THE INPUT
—————

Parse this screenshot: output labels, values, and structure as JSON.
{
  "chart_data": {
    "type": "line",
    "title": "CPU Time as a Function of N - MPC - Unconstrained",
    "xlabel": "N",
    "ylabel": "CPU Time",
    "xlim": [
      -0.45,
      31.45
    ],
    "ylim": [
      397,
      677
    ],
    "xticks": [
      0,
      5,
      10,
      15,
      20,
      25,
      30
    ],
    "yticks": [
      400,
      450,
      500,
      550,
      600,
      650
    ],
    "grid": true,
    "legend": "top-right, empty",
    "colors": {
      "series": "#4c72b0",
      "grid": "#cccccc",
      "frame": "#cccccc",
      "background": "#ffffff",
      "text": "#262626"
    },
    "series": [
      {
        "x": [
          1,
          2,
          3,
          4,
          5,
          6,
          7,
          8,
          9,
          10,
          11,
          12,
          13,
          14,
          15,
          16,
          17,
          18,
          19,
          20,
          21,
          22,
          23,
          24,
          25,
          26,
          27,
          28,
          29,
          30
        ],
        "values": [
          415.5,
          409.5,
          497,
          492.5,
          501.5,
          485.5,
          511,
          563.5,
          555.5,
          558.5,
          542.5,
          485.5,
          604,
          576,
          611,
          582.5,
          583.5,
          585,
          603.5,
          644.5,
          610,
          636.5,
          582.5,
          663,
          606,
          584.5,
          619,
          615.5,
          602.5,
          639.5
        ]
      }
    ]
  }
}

—————

STATED TASK
Copy every line exactly. Leave nothing out.

WRITTEN ANSWER
Parse this screenshot: output labels, values, and structure as JSON.
{
  "chart_data": {
    "type": "line",
    "title": "CPU Time as a Function of N - MPC - Unconstrained",
    "xlabel": "N",
    "ylabel": "CPU Time",
    "xlim": [
      -0.45,
      31.45
    ],
    "ylim": [
      397,
      677
    ],
    "xticks": [
      0,
      5,
      10,
      15,
      20,
      25,
      30
    ],
    "yticks": [
      400,
      450,
      500,
      550,
      600,
      650
    ],
    "grid": true,
    "legend": "top-right, empty",
    "colors": {
      "series": "#4c72b0",
      "grid": "#cccccc",
      "frame": "#cccccc",
      "background": "#ffffff",
      "text": "#262626"
    },
    "series": [
      {
        "x": [
          1,
          2,
          3,
          4,
          5,
          6,
          7,
          8,
          9,
          10,
          11,
          12,
          13,
          14,
          15,
          16,
          17,
          18,
          19,
          20,
          21,
          22,
          23,
          24,
          25,
          26,
          27,
          28,
          29,
          30
        ],
        "values": [
          415.5,
          409.5,
          497,
          492.5,
          501.5,
          485.5,
          511,
          563.5,
          555.5,
          558.5,
          542.5,
          485.5,
          604,
          576,
          611,
          582.5,
          583.5,
          585,
          603.5,
          644.5,
          610,
          636.5,
          582.5,
          663,
          606,
          584.5,
          619,
          615.5,
          602.5,
          639.5
        ]
      }
    ]
  }
}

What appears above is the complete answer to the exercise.